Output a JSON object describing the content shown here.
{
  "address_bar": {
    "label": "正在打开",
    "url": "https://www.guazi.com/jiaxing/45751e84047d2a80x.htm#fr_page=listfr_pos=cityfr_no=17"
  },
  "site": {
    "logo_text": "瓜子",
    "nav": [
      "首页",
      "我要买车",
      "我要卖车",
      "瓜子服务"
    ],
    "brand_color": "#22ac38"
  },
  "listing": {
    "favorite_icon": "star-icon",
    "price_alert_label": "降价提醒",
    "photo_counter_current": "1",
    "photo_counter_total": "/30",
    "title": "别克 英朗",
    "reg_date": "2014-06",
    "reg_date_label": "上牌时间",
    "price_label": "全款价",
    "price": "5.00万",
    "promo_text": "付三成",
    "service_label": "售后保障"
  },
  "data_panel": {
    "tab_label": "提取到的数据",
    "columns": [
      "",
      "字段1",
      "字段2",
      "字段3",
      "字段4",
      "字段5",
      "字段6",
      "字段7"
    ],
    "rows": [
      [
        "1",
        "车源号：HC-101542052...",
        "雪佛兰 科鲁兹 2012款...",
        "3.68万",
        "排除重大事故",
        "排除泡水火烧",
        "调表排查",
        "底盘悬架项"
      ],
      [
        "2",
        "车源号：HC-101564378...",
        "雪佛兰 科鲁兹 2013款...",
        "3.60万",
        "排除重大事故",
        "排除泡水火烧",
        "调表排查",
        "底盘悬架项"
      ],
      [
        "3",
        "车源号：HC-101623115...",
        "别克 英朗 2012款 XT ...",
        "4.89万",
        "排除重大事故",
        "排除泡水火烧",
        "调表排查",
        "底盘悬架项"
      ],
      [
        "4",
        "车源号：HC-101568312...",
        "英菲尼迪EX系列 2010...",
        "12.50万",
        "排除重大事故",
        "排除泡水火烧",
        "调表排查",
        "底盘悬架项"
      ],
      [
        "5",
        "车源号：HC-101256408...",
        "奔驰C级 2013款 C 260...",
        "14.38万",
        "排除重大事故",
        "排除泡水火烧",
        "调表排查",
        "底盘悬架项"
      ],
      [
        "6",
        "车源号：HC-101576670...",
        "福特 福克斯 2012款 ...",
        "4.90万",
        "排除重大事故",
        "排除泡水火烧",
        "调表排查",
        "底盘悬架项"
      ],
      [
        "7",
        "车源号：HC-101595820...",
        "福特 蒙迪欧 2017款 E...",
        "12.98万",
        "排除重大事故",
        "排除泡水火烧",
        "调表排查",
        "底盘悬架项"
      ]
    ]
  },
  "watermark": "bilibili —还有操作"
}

» **Problem**
Every entry needs to be retyped exactly.

» **Solution for this task**
Output a JSON object describing the content shown here.
{
  "address_bar": {
    "label": "正在打开",
    "url": "https://www.guazi.com/jiaxing/45751e84047d2a80x.htm#fr_page=listfr_pos=cityfr_no=17"
  },
  "site": {
    "logo_text": "瓜子",
    "nav": [
      "首页",
      "我要买车",
      "我要卖车",
      "瓜子服务"
    ],
    "brand_color": "#22ac38"
  },
  "listing": {
    "favorite_icon": "star-icon",
    "price_alert_label": "降价提醒",
    "photo_counter_current": "1",
    "photo_counter_total": "/30",
    "title": "别克 英朗",
    "reg_date": "2014-06",
    "reg_date_label": "上牌时间",
    "price_label": "全款价",
    "price": "5.00万",
    "promo_text": "付三成",
    "service_label": "售后保障"
  },
  "data_panel": {
    "tab_label": "提取到的数据",
    "columns": [
      "",
      "字段1",
      "字段2",
      "字段3",
      "字段4",
      "字段5",
      "字段6",
      "字段7"
    ],
    "rows": [
      [
        "1",
        "车源号：HC-101542052...",
        "雪佛兰 科鲁兹 2012款...",
        "3.68万",
        "排除重大事故",
        "排除泡水火烧",
        "调表排查",
        "底盘悬架项"
      ],
      [
        "2",
        "车源号：HC-101564378...",
        "雪佛兰 科鲁兹 2013款...",
        "3.60万",
        "排除重大事故",
        "排除泡水火烧",
        "调表排查",
        "底盘悬架项"
      ],
      [
        "3",
        "车源号：HC-101623115...",
        "别克 英朗 2012款 XT ...",
        "4.89万",
        "排除重大事故",
        "排除泡水火烧",
        "调表排查",
        "底盘悬架项"
      ],
      [
        "4",
        "车源号：HC-101568312...",
        "英菲尼迪EX系列 2010...",
        "12.50万",
        "排除重大事故",
        "排除泡水火烧",
        "调表排查",
        "底盘悬架项"
      ],
      [
        "5",
        "车源号：HC-101256408...",
        "奔驰C级 2013款 C 260...",
        "14.38万",
        "排除重大事故",
        "排除泡水火烧",
        "调表排查",
        "底盘悬架项"
      ],
      [
        "6",
        "车源号：HC-101576670...",
        "福特 福克斯 2012款 ...",
        "4.90万",
        "排除重大事故",
        "排除泡水火烧",
        "调表排查",
        "底盘悬架项"
      ],
      [
        "7",
        "车源号：HC-101595820...",
        "福特 蒙迪欧 2017款 E...",
        "12.98万",
        "排除重大事故",
        "排除泡水火烧",
        "调表排查",
        "底盘悬架项"
      ]
    ]
  },
  "watermark": "bilibili —还有操作"
}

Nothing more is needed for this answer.